**EXERCISE DETAILS**
The records below hold pictures; please leave those out and retype the rest exactly.

**Stored dataset items**
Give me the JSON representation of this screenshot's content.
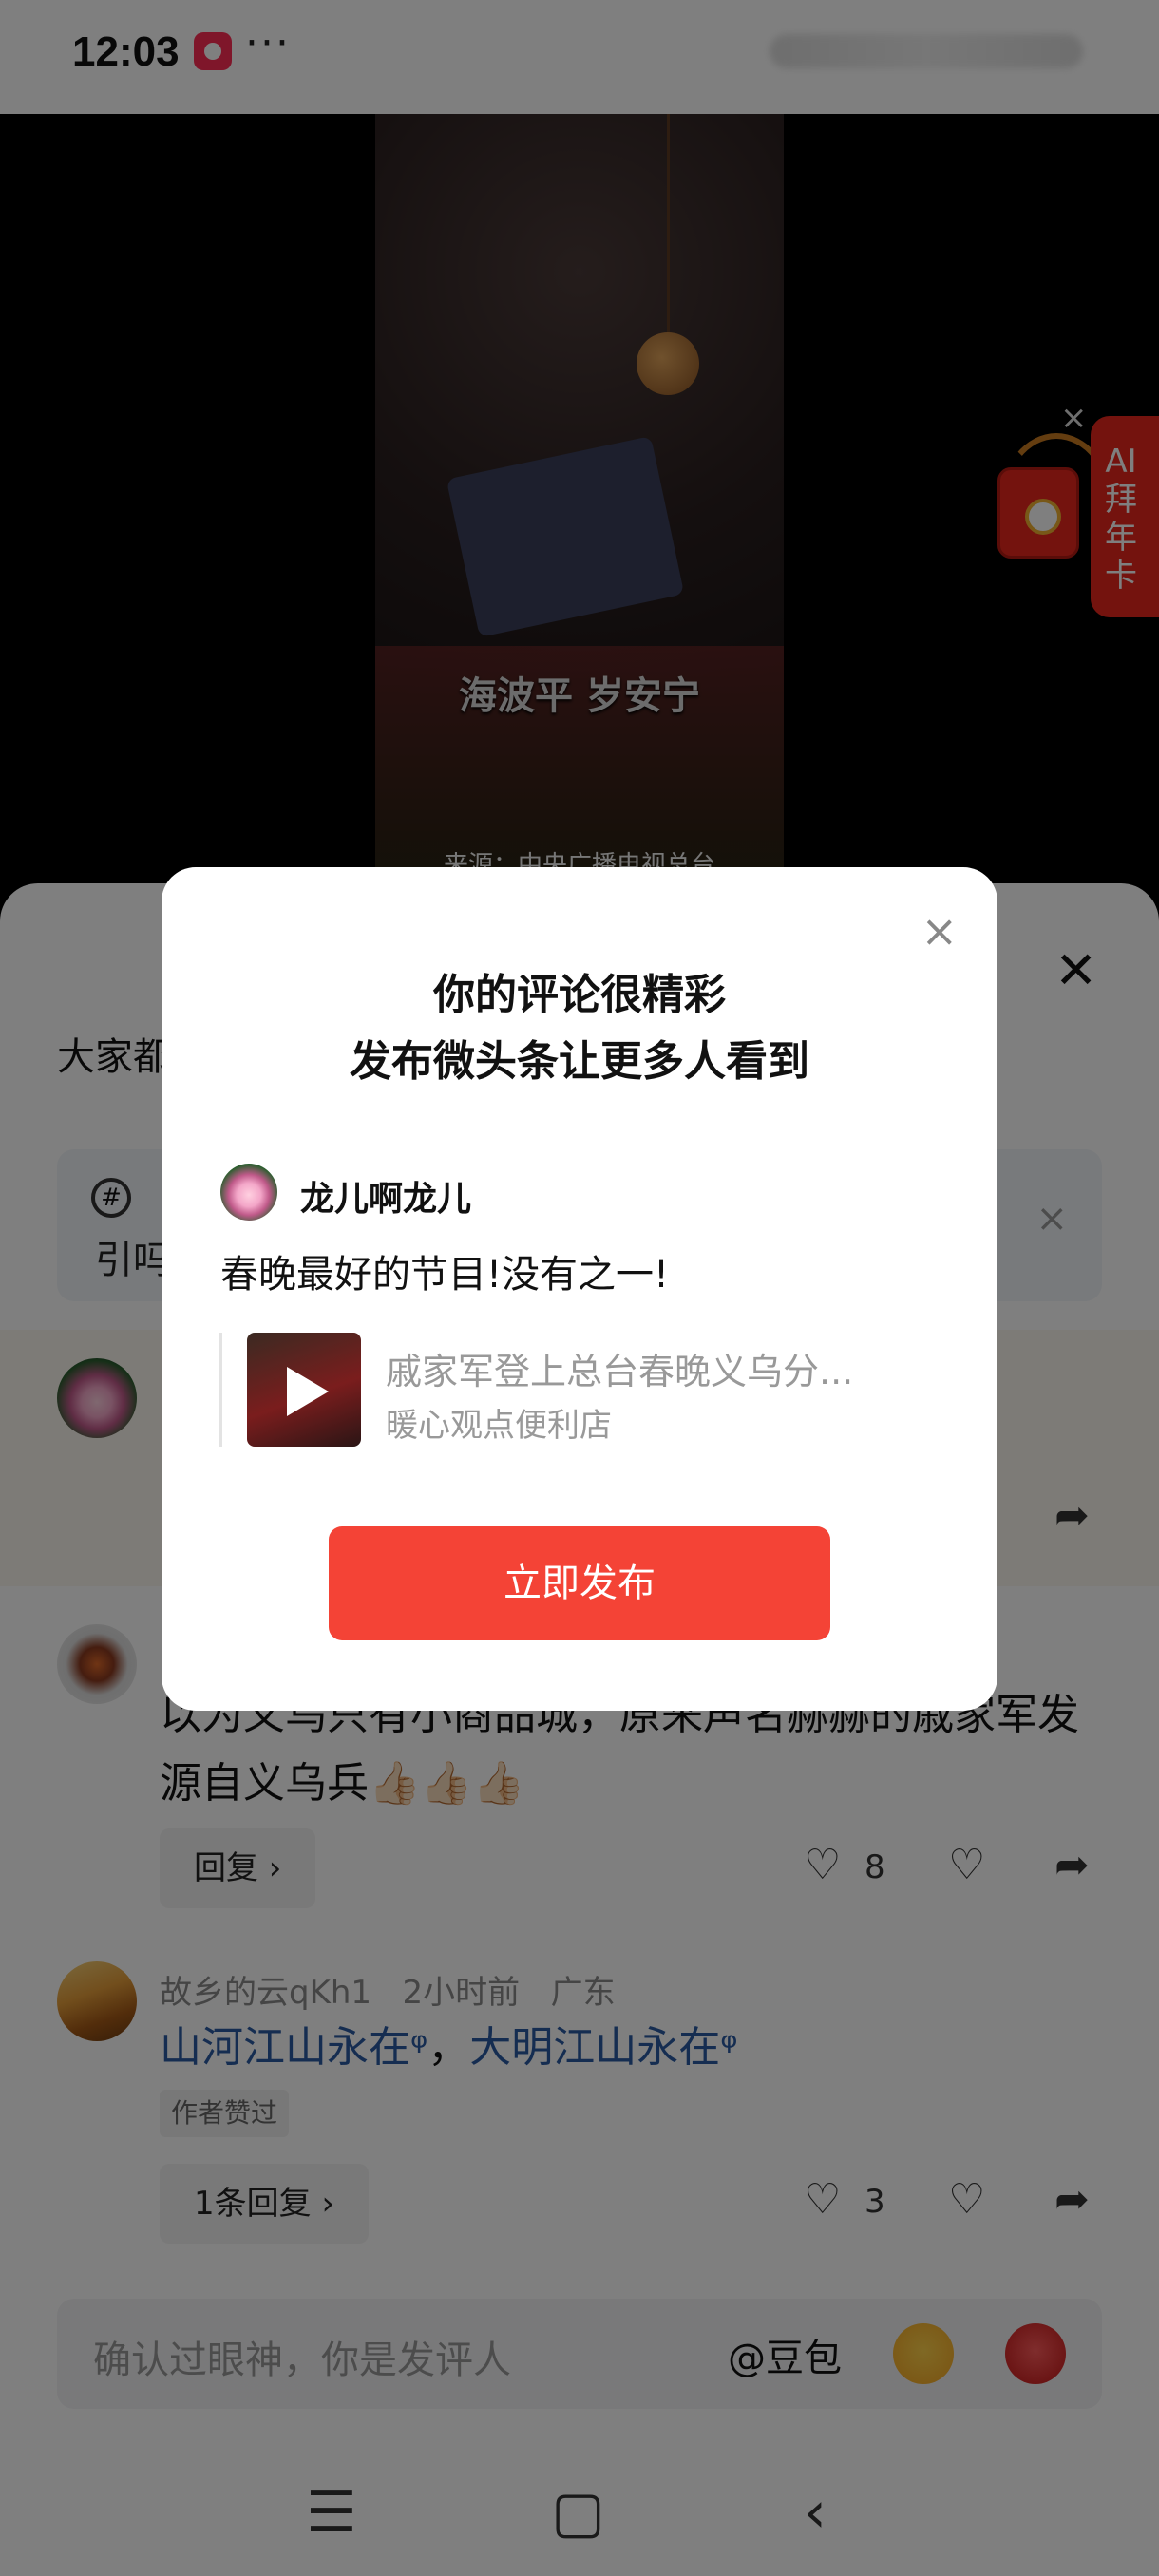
{
  "status_bar": {
    "time": "12:03",
    "more": "···"
  },
  "video": {
    "caption": "海波平 岁安宁",
    "source": "来源：中央广播电视总台"
  },
  "ai_card": {
    "label": "AI拜年卡",
    "close": "×"
  },
  "sheet": {
    "close": "✕",
    "title_prefix": "大家都",
    "hint_text": "引吗",
    "hint_icon": "#",
    "hint_close": "×"
  },
  "comments": [
    {
      "avatar": "lotus",
      "text": "以为义乌只有小商品城，原来声名赫赫的戚家军发源自义乌兵👍🏻👍🏻👍🏻",
      "reply_label": "回复 ›",
      "likes": "8"
    },
    {
      "avatar": "dune",
      "author": "故乡的云qKh1",
      "time": "2小时前",
      "location": "广东",
      "text_link1": "山河江山永在",
      "text_sep": "，",
      "text_link2": "大明江山永在",
      "author_tag": "作者赞过",
      "reply_label": "1条回复 ›",
      "likes": "3"
    }
  ],
  "input_bar": {
    "placeholder": "确认过眼神，你是发评人",
    "doubao": "@豆包"
  },
  "popup": {
    "close": "×",
    "title_line1": "你的评论很精彩",
    "title_line2": "发布微头条让更多人看到",
    "user_name": "龙儿啊龙儿",
    "comment": "春晚最好的节目!没有之一!",
    "ref_title": "戚家军登上总台春晚义乌分...",
    "ref_source": "暖心观点便利店",
    "button": "立即发布"
  },
  "nav": {
    "menu": "☰",
    "home": "▢",
    "back": "‹"
  }
}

**CORRECT RESULT**
Give me the JSON representation of this screenshot's content.
{
  "status_bar": {
    "time": "12:03",
    "more": "···"
  },
  "video": {
    "caption": "海波平 岁安宁",
    "source": "来源：中央广播电视总台"
  },
  "ai_card": {
    "label": "AI拜年卡",
    "close": "×"
  },
  "sheet": {
    "close": "✕",
    "title_prefix": "大家都",
    "hint_text": "引吗",
    "hint_icon": "#",
    "hint_close": "×"
  },
  "comments": [
    {
      "avatar": "lotus",
      "text": "以为义乌只有小商品城，原来声名赫赫的戚家军发源自义乌兵👍🏻👍🏻👍🏻",
      "reply_label": "回复 ›",
      "likes": "8"
    },
    {
      "avatar": "dune",
      "author": "故乡的云qKh1",
      "time": "2小时前",
      "location": "广东",
      "text_link1": "山河江山永在",
      "text_sep": "，",
      "text_link2": "大明江山永在",
      "author_tag": "作者赞过",
      "reply_label": "1条回复 ›",
      "likes": "3"
    }
  ],
  "input_bar": {
    "placeholder": "确认过眼神，你是发评人",
    "doubao": "@豆包"
  },
  "popup": {
    "close": "×",
    "title_line1": "你的评论很精彩",
    "title_line2": "发布微头条让更多人看到",
    "user_name": "龙儿啊龙儿",
    "comment": "春晚最好的节目!没有之一!",
    "ref_title": "戚家军登上总台春晚义乌分...",
    "ref_source": "暖心观点便利店",
    "button": "立即发布"
  },
  "nav": {
    "menu": "☰",
    "home": "▢",
    "back": "‹"
  }
}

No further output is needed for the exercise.